At the AACSB ICAM 2013 Conference, Elaine Eisenman, Dean of Babson College, and Kai Peters, Chief Executive of Ashridge Business School, set out some of the main issues in executive education today. Peters described the period as being one of the “most Schumpeterian times for executive education” and business schools in general. The presentation entitled “The Ideal, the Real, and the Deal” first dealt with some of the key misconceptions concerning education.
“The Ideal” situation for executive education was set out by Elaine Eisenman in a well deigned slide. In the perfect world, this activity would bring valuable research and positive engagement with practitoners as well as increased brand exposure and revenue streams. However, Kai Peters began by pointing out that many business schools do not fully appreciate the strategic value of executive education.
“Many schools think that doing executive education is a way to make a ton of money” he says. “This is not the case.”
In fact, after a study that he had done, only 20% of those he interviewed really saw how executive education could fit into the overall strategy of the business school. This problem has been greater up until now in that executive education was not considered within the rules set out by AACSB. However, with the new standards being brought in, schools that have a certain amount of executive education will be required to justify their overall strategy. Businesses, too, don’t always realize the value of executive e education. Peters cites the example of a European electricity firm that spends a hundred and fifty million euros each year on training. Only ten million of the hundred and fifty million spent goes on executive education to train their staff and improve performance.
Current trends in Executive Education
There is an increasingly crowded market in executive education today. Competition comes from several places, such as consulting firms, but also from corporate universities. This problem is exacerbated for business schools, in that most professors are allowed a certain number of consulting days per year. Ashridge, for example, allows its professors forty-five consulting days. The professors from these schools are often then employed by corporate universities, who short-circuit the business schools in offering similar programs to clients. For a business school to protect its brand value then, there is often a need to talk to faculty and to entice loyalty from them. This is the strategy that Babson has been following over the previous years.
The second issue concerns localization. Both presenters considered that Western Europe and North America were essentially stagnant markets. If they wanted to improve their output, therefore, they have to start looking east. Ashridge’s solution to this is to try and build the equivalent of a Star Alliance partnership in Asia. As Kai Peters pointed out, “we are essentially small and medium-size enterprises dealing with multinational corporations. We are more like restaurants, and we have terrible transaction costs.” If they are able to address these large corporations, then there is a need for partnerships in local areas.

Source records:
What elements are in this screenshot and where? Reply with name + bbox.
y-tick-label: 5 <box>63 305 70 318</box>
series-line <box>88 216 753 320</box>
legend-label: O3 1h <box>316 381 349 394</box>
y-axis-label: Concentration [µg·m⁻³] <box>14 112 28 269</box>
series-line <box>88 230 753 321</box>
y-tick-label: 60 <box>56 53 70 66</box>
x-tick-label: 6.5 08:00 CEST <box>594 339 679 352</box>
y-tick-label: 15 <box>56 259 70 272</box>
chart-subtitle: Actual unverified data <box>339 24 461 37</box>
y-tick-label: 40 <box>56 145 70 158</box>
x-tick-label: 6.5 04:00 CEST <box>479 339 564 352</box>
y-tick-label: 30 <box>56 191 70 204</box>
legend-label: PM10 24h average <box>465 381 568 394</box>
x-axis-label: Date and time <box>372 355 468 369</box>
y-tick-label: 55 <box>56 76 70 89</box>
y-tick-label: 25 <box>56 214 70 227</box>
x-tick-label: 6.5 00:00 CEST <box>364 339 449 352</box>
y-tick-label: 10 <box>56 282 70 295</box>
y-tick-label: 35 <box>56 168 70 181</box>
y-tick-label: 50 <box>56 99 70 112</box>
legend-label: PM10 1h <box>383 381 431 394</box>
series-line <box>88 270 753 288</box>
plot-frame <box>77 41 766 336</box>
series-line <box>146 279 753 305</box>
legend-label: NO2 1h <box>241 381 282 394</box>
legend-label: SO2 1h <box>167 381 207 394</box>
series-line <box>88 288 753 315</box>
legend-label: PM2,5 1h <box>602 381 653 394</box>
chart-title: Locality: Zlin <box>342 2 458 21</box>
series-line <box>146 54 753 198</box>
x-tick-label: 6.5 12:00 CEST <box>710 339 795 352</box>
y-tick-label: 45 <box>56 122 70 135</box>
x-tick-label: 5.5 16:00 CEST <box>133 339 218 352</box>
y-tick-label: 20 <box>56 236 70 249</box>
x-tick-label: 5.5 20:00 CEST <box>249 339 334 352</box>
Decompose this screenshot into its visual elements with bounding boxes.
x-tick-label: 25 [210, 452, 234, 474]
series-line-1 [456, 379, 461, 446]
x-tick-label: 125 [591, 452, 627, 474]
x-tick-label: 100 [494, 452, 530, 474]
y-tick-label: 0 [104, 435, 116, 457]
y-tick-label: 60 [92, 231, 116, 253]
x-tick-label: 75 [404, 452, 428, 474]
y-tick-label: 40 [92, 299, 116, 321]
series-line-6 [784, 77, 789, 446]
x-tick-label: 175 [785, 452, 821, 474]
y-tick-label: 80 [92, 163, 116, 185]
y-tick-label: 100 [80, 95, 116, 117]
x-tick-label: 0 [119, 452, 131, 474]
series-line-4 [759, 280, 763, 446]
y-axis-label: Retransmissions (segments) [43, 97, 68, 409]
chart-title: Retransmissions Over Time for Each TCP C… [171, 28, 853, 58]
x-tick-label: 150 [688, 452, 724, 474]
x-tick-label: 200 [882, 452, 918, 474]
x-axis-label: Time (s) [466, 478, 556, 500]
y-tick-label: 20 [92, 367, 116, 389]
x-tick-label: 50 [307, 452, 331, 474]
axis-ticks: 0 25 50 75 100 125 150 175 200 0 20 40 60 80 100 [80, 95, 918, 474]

Task to carry out
Write out the passage from the executive education article word for word, starting with "Current trends in" and going on through "the previous years.". The material has no connection to the article on executive education.

Task result
Current trends in Executive Education
There is an increasingly crowded market in executive education today. Competition comes from several places, such as consulting firms, but also from corporate universities. This problem is exacerbated for business schools, in that most professors are allowed a certain number of consulting days per year. Ashridge, for example, allows its professors forty-five consulting days. The professors from these schools are often then employed by corporate universities, who short-circuit the business schools in offering similar programs to clients. For a business school to protect its brand value then, there is often a need to talk to faculty and to entice loyalty from them. This is the strategy that Babson has been following over the previous years.